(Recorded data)

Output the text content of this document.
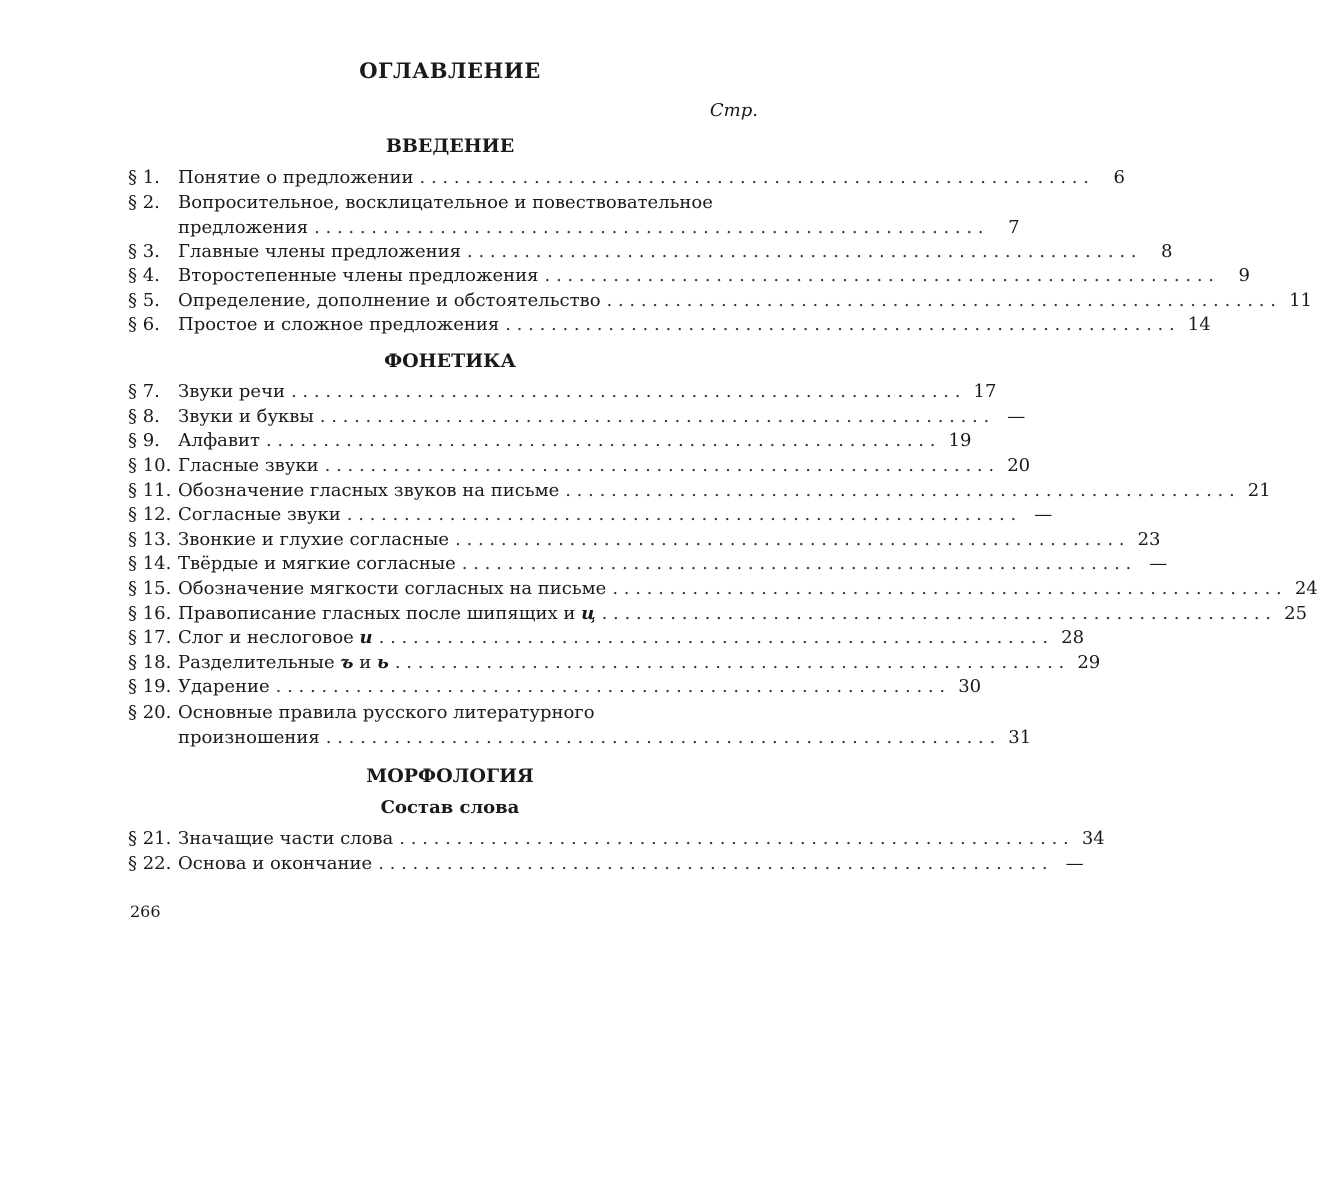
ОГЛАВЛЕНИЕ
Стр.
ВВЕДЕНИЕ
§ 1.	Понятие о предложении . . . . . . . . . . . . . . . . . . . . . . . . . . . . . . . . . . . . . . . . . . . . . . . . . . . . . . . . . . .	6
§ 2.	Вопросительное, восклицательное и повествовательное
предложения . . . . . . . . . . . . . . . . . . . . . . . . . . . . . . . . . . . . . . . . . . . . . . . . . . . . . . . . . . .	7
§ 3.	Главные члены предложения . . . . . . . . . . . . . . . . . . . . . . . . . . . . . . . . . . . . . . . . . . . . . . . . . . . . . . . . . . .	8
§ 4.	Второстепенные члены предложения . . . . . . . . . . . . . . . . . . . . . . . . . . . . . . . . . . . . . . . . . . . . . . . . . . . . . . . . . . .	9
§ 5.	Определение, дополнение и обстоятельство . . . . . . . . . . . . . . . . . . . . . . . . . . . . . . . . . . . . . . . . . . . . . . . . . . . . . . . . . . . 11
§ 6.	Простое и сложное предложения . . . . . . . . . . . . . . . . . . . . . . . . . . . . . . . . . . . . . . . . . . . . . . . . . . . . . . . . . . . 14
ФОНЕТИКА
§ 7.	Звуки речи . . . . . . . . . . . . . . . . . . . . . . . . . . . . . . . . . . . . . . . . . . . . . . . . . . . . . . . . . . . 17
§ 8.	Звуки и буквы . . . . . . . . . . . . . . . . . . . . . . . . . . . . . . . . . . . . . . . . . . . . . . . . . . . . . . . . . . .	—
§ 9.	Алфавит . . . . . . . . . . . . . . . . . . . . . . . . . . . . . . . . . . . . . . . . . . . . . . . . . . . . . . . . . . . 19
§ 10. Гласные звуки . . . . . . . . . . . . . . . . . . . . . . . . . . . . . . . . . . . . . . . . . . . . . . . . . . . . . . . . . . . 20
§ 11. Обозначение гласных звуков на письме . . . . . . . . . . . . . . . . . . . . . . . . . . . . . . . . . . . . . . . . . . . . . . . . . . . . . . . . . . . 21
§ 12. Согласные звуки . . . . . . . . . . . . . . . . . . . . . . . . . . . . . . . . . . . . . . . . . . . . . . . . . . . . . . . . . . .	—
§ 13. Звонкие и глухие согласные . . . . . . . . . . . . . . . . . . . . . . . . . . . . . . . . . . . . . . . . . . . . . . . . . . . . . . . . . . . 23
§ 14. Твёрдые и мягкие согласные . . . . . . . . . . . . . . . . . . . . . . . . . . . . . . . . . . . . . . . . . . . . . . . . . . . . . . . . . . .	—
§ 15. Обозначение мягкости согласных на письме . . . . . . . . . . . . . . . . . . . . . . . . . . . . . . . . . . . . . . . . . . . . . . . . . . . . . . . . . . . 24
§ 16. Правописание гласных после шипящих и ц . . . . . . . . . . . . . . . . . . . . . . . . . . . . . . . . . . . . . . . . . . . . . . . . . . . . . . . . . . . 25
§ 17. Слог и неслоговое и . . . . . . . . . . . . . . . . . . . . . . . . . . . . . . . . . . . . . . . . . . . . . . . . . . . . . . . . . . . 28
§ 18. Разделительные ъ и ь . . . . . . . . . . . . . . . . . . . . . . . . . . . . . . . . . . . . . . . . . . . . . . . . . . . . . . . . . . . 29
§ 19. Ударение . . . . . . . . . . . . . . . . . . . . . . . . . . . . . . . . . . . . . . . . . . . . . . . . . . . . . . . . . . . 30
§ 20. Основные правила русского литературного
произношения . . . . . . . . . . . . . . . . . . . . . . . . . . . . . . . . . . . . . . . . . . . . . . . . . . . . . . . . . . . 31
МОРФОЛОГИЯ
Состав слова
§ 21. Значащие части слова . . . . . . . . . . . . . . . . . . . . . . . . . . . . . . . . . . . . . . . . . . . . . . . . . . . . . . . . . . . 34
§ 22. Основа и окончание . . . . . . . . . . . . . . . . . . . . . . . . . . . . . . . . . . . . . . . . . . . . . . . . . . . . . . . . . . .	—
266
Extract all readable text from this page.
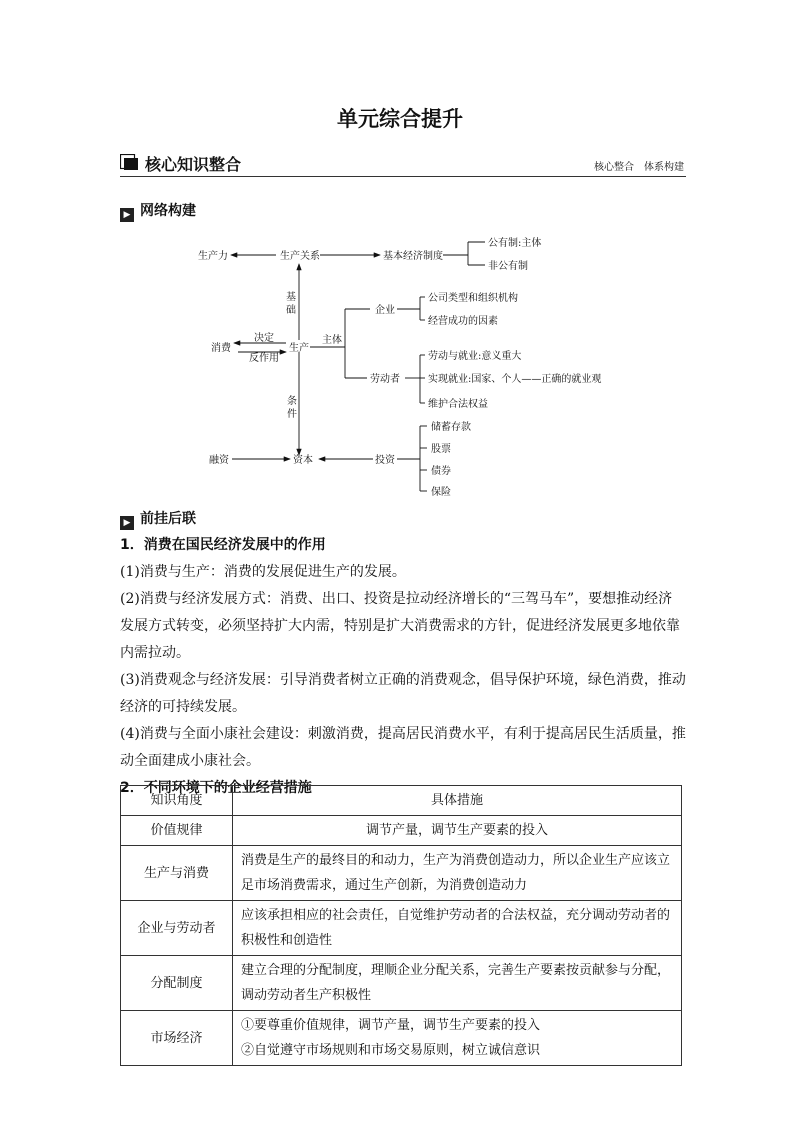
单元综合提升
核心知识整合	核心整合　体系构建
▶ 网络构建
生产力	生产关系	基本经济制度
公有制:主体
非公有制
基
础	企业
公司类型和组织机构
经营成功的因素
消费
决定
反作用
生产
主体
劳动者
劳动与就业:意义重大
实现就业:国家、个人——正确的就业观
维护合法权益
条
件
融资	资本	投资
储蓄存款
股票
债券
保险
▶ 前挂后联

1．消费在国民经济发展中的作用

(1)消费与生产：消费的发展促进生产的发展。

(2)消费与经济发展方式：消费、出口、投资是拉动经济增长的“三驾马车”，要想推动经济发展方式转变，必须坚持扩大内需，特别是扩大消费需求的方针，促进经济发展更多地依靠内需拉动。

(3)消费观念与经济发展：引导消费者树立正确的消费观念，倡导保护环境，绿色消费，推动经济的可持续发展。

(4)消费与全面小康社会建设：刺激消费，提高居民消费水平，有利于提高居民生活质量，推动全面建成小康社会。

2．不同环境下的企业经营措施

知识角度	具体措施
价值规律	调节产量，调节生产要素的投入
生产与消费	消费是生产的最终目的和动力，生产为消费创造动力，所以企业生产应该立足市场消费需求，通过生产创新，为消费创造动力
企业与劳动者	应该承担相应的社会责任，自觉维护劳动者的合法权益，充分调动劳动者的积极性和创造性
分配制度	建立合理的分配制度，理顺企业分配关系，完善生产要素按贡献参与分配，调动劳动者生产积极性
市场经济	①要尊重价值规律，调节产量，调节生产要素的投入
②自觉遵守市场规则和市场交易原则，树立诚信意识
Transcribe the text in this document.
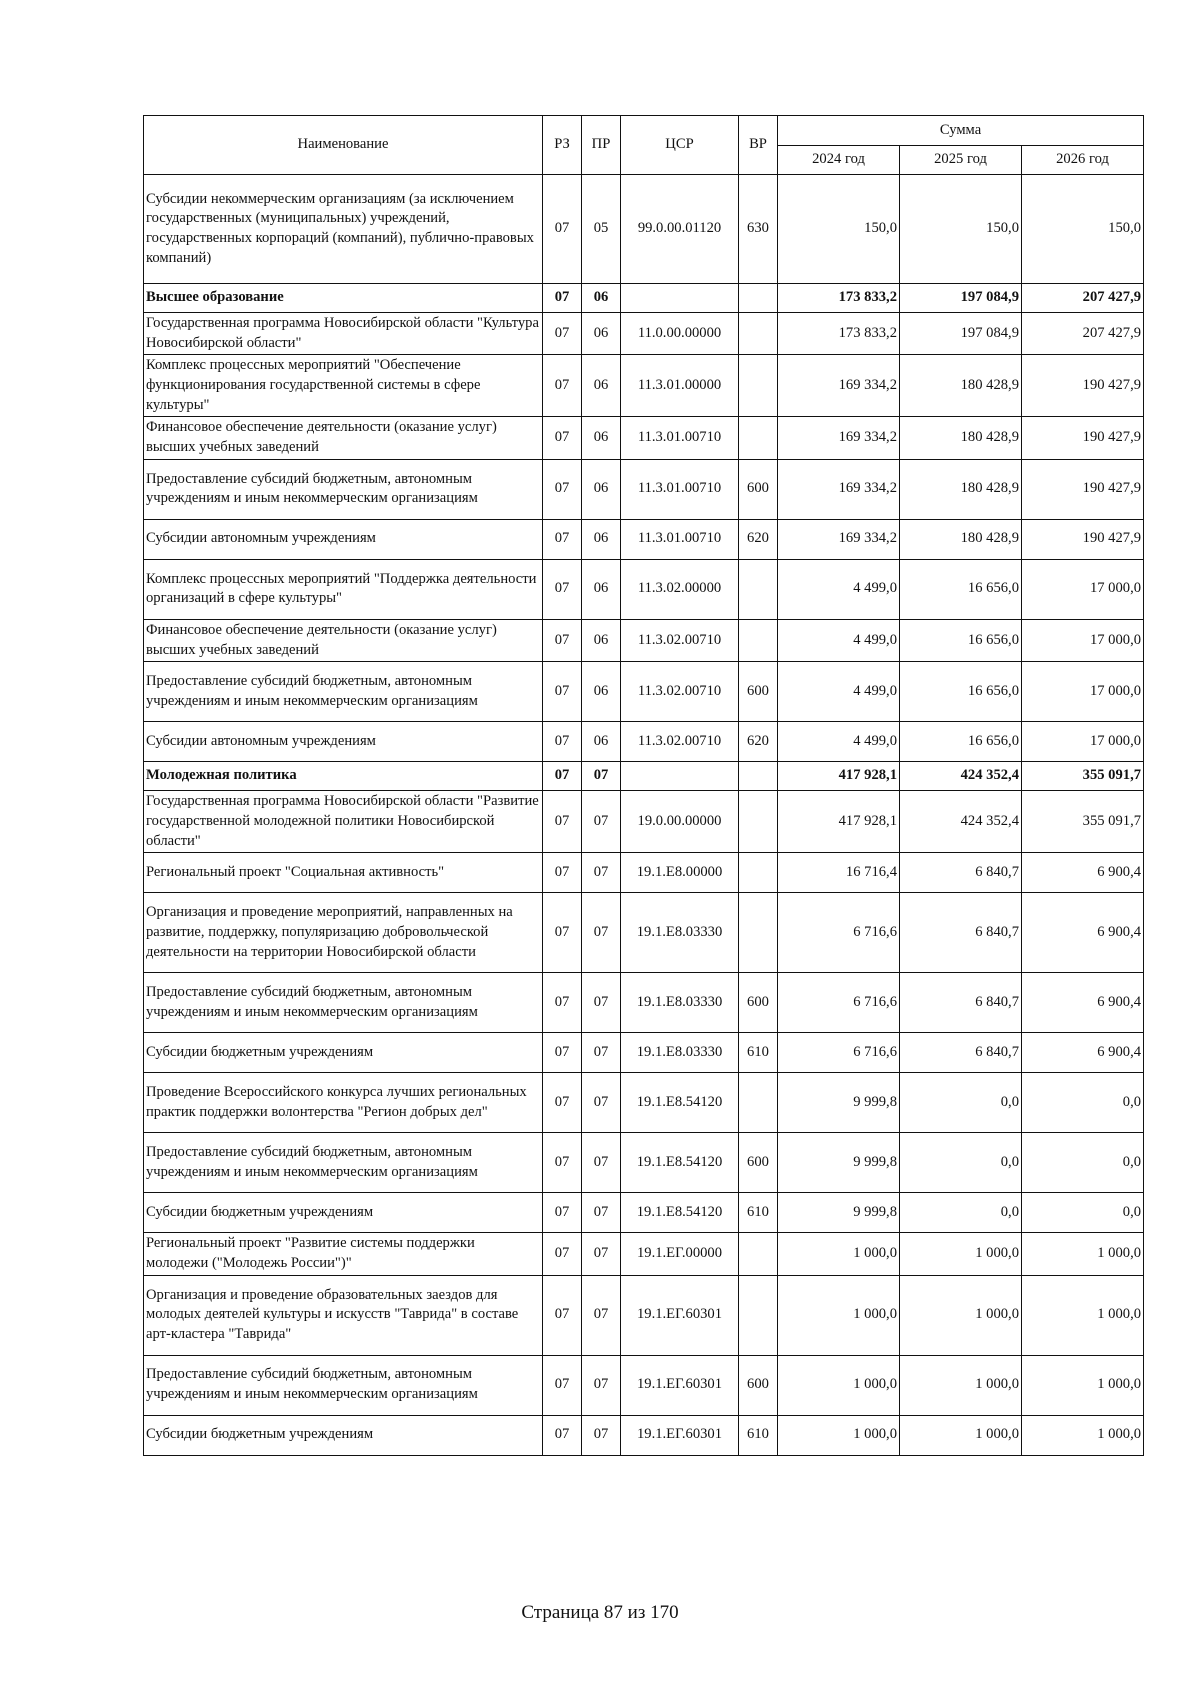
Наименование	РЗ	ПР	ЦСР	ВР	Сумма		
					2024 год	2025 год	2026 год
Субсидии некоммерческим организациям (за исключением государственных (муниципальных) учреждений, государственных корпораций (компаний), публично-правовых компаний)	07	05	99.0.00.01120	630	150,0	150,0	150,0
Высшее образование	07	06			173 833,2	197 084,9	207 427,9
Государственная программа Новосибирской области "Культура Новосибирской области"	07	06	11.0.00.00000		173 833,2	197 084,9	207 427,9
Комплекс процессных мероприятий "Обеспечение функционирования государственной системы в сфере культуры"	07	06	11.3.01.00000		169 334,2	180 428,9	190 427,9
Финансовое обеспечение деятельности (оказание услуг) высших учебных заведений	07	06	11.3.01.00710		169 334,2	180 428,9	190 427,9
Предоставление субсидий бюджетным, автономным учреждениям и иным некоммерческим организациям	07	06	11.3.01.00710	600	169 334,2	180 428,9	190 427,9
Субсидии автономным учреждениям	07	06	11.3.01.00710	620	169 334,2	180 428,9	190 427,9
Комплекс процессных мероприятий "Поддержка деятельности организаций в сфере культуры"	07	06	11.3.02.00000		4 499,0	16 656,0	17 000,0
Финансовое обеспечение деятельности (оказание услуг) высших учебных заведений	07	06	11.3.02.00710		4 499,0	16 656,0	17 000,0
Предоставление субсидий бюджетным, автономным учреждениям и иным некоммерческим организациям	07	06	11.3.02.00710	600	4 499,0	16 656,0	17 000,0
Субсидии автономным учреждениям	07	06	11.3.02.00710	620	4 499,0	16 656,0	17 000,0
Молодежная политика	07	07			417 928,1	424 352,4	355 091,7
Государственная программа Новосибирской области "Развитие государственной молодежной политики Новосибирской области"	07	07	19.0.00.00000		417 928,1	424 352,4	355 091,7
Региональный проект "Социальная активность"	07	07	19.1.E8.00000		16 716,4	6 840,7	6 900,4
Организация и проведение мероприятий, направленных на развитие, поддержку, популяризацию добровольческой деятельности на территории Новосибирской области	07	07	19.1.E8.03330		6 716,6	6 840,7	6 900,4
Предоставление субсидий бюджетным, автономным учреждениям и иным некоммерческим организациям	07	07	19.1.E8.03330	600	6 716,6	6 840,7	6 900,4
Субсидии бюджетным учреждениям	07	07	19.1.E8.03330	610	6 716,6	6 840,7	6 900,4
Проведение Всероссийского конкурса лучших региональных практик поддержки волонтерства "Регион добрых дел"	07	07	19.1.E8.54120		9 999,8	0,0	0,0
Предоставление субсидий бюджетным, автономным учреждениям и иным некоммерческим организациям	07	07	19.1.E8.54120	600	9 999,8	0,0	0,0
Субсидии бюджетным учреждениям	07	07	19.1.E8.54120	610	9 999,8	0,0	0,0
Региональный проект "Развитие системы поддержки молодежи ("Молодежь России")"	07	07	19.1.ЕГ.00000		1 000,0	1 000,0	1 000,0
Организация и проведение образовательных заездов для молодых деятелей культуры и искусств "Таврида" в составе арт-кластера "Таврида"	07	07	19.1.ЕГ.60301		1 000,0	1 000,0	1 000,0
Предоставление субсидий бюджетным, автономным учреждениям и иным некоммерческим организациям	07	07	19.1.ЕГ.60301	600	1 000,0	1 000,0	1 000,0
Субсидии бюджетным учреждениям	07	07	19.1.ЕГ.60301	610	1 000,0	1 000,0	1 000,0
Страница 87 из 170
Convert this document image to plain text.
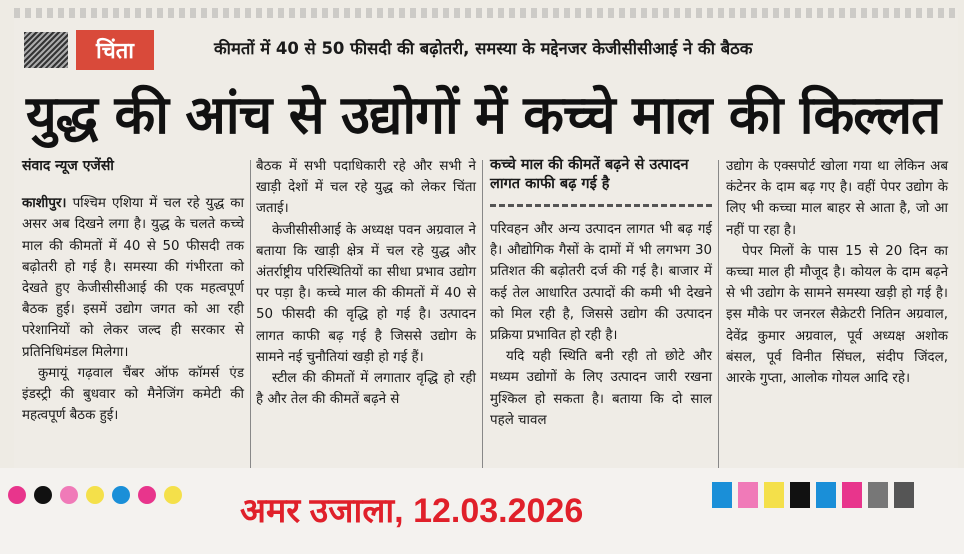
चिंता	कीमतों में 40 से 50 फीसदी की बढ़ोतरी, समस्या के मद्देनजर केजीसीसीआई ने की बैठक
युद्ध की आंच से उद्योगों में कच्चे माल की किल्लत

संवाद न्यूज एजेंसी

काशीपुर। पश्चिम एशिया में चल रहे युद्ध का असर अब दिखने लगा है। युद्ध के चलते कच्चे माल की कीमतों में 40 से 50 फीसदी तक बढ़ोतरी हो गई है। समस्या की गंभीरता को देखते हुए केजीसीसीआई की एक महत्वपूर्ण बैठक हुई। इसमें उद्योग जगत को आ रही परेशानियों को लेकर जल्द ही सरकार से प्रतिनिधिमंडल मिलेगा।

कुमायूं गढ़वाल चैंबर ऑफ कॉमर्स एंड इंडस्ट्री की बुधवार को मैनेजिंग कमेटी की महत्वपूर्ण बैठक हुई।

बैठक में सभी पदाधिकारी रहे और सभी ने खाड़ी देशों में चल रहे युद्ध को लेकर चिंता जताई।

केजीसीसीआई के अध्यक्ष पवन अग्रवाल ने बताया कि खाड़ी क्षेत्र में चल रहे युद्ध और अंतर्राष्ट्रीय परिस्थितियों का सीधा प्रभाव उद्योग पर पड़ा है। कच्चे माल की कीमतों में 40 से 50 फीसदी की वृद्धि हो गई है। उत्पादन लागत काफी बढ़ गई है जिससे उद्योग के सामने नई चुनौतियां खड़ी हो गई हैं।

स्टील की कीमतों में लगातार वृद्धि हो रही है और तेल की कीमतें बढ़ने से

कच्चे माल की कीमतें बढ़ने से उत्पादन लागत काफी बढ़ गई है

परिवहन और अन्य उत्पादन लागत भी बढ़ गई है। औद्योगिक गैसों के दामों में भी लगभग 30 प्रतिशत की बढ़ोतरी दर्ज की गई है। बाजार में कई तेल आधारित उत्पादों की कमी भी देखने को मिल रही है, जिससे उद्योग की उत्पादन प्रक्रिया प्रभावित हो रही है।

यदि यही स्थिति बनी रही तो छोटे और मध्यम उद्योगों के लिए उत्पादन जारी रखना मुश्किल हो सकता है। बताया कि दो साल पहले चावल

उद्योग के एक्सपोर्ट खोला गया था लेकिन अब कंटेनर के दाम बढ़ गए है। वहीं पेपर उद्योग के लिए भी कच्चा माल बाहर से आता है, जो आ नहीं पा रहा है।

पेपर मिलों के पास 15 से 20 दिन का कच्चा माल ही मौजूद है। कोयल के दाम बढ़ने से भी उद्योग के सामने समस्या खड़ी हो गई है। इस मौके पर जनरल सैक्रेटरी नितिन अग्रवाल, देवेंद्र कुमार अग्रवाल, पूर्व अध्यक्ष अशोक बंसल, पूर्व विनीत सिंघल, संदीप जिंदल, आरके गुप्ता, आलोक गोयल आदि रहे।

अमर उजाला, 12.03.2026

## What you have to do
Select every line of the records holding the string "Комплекс".

## Solution to this task
Комплекс процессных мероприятий "Обеспечение функционирования государственной системы в сфере культуры"	07	06	11.3.01.00000		169 334,2	180 428,9	190 427,9
Комплекс процессных мероприятий "Поддержка деятельности организаций в сфере культуры"	07	06	11.3.02.00000		4 499,0	16 656,0	17 000,0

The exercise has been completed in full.